» Short exercise:
Copy out every line that contains the word "Peak".

[START OF Given entries]

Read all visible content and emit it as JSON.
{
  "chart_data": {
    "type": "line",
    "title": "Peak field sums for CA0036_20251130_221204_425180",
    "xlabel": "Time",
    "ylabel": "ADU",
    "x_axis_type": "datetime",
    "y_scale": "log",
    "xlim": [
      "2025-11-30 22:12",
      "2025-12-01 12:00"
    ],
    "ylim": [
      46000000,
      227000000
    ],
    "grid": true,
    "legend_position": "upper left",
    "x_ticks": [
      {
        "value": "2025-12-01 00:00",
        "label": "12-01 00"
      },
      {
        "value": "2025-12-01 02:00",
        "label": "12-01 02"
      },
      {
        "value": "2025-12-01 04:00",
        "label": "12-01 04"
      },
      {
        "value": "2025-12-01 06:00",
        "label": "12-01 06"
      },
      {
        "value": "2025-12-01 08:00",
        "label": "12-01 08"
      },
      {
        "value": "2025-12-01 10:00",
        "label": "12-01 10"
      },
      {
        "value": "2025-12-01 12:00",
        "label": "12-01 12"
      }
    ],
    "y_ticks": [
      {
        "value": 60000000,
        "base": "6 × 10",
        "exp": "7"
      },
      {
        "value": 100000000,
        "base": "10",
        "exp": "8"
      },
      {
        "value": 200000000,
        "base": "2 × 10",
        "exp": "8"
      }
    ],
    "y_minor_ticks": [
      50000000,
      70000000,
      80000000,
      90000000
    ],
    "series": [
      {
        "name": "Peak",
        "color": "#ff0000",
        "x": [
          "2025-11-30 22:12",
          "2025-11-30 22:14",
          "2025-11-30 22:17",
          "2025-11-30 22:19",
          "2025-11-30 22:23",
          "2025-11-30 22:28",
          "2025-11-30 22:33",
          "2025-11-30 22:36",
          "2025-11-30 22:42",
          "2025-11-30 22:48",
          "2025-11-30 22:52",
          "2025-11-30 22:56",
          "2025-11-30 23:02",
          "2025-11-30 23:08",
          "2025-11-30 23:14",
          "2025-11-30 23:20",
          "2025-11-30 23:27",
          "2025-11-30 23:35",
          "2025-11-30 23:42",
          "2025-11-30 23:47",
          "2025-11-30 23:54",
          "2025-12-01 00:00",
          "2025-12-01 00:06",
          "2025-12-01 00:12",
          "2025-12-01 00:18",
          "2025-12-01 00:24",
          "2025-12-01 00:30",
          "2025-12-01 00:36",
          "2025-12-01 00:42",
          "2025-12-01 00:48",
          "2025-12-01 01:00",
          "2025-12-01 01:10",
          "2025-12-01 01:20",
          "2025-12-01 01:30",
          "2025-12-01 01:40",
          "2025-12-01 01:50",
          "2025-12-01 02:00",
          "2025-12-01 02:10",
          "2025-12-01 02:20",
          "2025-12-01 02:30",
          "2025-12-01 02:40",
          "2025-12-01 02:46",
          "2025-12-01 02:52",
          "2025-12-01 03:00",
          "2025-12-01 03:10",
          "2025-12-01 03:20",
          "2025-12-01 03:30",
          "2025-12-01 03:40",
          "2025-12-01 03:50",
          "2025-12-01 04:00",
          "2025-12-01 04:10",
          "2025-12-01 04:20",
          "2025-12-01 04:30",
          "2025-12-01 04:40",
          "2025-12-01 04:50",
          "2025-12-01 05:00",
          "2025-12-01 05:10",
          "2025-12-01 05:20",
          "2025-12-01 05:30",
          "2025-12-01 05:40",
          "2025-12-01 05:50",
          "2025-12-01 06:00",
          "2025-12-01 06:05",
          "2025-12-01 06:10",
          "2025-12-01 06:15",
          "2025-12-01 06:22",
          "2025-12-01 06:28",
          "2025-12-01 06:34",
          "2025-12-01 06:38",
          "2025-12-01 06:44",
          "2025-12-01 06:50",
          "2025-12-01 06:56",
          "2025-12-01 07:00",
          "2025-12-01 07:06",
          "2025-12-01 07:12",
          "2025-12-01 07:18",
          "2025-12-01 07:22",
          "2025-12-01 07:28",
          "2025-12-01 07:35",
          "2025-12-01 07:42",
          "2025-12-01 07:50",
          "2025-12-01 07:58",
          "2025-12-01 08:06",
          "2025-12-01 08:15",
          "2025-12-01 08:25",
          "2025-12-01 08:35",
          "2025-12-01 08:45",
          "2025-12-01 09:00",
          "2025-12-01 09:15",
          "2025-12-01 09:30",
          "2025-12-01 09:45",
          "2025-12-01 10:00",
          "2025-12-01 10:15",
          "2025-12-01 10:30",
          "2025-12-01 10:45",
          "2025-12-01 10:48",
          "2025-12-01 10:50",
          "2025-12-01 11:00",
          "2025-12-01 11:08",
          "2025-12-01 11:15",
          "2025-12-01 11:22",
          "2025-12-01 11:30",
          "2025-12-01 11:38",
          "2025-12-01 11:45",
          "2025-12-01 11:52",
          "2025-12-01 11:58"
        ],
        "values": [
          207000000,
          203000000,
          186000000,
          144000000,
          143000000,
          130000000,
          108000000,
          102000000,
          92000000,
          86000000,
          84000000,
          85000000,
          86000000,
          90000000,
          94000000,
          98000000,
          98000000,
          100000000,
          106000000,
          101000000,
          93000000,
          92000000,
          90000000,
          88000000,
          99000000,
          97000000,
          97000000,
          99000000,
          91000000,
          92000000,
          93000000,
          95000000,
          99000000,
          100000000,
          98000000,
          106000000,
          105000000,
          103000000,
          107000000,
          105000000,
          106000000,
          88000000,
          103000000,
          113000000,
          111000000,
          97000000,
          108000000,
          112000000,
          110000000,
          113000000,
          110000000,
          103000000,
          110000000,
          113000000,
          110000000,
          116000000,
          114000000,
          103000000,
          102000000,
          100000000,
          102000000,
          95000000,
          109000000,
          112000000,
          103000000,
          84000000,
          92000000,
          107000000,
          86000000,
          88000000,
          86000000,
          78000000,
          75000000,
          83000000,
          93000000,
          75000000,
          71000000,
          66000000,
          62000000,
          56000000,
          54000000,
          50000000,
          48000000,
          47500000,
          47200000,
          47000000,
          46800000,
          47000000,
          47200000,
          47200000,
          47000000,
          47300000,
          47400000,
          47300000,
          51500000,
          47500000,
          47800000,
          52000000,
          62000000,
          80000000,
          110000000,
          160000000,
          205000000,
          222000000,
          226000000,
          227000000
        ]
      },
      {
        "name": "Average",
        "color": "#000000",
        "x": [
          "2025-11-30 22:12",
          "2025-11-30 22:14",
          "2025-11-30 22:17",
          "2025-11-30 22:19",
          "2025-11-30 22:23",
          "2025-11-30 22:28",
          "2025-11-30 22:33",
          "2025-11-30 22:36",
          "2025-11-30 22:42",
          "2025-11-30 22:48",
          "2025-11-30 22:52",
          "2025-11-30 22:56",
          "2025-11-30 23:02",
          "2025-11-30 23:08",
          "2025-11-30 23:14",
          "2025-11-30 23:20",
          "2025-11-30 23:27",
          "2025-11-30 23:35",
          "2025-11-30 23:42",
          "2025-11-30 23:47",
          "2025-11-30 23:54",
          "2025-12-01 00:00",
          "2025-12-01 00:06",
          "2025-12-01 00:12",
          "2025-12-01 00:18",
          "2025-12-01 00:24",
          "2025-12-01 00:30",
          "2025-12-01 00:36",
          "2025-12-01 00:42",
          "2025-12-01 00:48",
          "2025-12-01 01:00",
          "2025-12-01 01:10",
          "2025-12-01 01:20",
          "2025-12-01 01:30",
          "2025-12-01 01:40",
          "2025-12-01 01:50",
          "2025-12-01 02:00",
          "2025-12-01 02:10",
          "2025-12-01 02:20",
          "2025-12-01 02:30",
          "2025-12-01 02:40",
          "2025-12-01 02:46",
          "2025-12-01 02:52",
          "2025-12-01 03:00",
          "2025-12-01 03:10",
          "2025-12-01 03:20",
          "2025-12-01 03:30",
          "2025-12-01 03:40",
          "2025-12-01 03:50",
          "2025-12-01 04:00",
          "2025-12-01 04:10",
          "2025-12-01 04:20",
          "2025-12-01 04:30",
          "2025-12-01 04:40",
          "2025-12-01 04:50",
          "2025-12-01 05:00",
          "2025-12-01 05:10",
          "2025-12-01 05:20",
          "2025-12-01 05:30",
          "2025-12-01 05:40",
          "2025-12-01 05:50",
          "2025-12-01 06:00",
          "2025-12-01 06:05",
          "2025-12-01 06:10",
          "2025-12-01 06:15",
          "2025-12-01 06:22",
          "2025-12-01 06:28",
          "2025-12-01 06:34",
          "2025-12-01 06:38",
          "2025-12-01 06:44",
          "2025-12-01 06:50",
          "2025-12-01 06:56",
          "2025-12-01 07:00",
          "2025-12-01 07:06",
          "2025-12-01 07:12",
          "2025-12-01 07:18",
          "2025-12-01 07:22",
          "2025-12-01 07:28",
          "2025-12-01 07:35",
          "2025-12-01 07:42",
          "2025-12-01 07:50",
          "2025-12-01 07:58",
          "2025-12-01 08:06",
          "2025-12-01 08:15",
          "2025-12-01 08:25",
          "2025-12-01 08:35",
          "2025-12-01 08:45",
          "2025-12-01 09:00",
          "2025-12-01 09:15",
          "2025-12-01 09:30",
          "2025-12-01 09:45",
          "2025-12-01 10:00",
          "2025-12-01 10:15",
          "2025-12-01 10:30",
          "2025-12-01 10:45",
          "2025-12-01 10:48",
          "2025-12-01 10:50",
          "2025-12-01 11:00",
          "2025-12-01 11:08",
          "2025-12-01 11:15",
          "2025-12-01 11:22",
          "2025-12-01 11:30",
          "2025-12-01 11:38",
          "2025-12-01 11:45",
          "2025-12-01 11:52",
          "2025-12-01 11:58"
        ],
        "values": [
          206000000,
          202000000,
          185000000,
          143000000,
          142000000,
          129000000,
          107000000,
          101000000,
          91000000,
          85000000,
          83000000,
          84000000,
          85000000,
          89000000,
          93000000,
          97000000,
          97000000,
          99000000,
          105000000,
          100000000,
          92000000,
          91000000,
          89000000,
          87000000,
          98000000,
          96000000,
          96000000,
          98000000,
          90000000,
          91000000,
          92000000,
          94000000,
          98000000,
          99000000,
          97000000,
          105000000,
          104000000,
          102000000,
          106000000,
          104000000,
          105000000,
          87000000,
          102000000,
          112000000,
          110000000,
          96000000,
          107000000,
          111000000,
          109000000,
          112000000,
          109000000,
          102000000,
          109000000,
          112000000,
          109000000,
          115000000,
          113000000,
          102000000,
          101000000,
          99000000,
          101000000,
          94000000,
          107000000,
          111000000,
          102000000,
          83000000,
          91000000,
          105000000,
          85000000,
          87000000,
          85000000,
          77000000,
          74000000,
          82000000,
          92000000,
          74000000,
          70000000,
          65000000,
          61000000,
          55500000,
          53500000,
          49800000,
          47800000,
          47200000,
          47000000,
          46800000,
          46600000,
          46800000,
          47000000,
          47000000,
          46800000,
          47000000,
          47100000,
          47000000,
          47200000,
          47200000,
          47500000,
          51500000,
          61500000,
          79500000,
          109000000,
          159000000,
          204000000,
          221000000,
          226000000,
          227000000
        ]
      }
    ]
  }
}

[END OF Given entries]

» Finished task:
    "title": "Peak field sums for CA0036_20251130_221204_425180",
        "name": "Peak",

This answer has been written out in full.